WHAT THE TASK ASKS: Scan the data below for the string "Medioambiente". Copy every line where it appears.
# EXCERPTED RECORDS start
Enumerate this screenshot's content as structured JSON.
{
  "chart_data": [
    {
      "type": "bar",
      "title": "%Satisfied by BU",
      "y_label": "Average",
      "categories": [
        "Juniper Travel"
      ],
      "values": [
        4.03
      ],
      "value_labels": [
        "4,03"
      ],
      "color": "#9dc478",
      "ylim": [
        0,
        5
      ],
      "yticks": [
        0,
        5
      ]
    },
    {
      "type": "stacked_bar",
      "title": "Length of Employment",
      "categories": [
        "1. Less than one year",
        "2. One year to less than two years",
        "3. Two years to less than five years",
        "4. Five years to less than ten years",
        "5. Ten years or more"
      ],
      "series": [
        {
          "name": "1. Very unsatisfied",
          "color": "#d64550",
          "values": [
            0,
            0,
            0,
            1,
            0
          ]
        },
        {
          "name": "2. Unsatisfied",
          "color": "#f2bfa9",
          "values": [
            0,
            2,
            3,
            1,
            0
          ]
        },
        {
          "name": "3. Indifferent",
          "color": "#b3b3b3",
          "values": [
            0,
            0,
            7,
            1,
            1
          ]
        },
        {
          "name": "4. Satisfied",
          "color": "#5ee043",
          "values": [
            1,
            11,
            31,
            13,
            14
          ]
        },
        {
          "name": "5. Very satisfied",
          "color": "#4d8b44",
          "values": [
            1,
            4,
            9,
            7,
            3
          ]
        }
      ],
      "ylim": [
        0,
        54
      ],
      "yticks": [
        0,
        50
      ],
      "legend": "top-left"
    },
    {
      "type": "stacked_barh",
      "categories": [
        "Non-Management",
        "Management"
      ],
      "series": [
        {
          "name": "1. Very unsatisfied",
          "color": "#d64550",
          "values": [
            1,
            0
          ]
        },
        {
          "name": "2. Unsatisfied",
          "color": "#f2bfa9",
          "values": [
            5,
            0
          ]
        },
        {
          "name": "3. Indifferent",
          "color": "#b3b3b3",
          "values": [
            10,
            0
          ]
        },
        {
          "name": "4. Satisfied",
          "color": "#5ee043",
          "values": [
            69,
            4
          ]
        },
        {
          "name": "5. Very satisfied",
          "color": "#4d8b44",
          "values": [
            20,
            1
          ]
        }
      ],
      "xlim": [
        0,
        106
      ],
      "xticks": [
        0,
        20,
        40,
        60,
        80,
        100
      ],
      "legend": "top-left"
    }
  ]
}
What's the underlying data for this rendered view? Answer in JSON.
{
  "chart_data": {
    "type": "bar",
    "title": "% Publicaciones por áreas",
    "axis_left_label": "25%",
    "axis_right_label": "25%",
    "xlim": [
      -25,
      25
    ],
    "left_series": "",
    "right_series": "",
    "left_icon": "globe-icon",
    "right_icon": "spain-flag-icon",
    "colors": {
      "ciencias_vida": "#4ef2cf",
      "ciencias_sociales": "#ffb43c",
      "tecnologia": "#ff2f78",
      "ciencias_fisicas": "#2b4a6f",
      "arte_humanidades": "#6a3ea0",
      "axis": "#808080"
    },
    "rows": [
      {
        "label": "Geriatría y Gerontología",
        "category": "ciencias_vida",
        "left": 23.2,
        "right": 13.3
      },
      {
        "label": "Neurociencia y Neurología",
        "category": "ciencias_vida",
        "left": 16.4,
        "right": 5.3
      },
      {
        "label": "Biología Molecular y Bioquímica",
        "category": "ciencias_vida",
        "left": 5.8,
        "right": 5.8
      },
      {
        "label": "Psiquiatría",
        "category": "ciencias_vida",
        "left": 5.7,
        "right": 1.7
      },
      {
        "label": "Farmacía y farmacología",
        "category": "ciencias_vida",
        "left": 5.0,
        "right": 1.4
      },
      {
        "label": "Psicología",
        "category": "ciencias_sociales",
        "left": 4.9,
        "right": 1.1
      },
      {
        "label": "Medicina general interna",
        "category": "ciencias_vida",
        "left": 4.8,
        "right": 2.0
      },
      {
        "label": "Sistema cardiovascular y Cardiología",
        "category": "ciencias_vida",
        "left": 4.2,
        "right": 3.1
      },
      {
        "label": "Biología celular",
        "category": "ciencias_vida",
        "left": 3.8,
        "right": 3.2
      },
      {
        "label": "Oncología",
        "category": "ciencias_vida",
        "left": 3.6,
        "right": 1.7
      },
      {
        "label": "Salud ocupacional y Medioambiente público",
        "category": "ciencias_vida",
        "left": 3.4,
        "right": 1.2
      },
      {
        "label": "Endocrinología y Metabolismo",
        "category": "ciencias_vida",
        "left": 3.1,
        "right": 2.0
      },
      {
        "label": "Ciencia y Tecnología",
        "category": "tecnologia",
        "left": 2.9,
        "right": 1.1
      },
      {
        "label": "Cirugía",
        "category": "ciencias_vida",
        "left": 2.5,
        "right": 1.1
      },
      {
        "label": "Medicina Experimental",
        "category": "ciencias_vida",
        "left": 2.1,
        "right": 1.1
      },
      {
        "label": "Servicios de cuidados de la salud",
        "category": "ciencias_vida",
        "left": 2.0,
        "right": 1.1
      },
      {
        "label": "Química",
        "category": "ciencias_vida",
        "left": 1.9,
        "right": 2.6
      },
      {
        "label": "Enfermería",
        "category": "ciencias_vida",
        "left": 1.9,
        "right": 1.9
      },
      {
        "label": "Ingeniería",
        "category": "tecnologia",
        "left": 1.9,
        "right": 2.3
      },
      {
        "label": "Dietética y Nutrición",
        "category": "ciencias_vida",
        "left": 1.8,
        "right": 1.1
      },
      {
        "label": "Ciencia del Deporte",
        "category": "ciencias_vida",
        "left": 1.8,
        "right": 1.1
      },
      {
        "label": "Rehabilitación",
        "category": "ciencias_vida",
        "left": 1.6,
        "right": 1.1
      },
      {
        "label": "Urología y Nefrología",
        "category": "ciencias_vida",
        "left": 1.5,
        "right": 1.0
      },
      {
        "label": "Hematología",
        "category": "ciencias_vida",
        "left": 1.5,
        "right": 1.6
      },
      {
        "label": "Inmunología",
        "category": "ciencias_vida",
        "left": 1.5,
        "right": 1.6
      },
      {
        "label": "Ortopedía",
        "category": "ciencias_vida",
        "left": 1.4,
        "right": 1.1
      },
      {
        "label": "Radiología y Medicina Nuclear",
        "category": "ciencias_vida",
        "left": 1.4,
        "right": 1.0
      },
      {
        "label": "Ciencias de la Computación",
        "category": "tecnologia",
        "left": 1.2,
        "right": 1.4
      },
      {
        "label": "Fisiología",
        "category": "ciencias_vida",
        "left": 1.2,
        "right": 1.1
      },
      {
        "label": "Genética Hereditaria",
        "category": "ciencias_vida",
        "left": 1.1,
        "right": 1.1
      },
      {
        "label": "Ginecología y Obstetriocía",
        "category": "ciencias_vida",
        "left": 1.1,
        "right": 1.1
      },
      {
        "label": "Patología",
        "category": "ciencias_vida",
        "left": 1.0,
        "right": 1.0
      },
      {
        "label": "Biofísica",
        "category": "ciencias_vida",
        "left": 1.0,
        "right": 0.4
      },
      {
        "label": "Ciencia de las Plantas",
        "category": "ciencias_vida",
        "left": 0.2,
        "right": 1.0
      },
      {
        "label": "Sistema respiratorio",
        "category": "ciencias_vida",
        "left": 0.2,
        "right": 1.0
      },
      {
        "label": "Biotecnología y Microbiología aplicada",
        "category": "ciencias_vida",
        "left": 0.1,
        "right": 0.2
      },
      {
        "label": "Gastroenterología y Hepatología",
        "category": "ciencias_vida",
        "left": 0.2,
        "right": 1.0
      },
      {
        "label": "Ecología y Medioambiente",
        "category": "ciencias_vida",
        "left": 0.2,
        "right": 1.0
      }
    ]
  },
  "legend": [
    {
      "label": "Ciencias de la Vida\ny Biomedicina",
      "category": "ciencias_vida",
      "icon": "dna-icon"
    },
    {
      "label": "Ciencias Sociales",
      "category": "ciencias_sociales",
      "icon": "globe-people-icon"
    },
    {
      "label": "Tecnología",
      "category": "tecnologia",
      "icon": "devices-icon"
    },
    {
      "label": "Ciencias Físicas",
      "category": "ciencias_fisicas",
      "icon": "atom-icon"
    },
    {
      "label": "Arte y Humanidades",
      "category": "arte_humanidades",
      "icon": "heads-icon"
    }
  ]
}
# EXCERPTED RECORDS end
COMPLETED TASK:
        "label": "Salud ocupacional y Medioambiente público",
        "label": "Ecología y Medioambiente",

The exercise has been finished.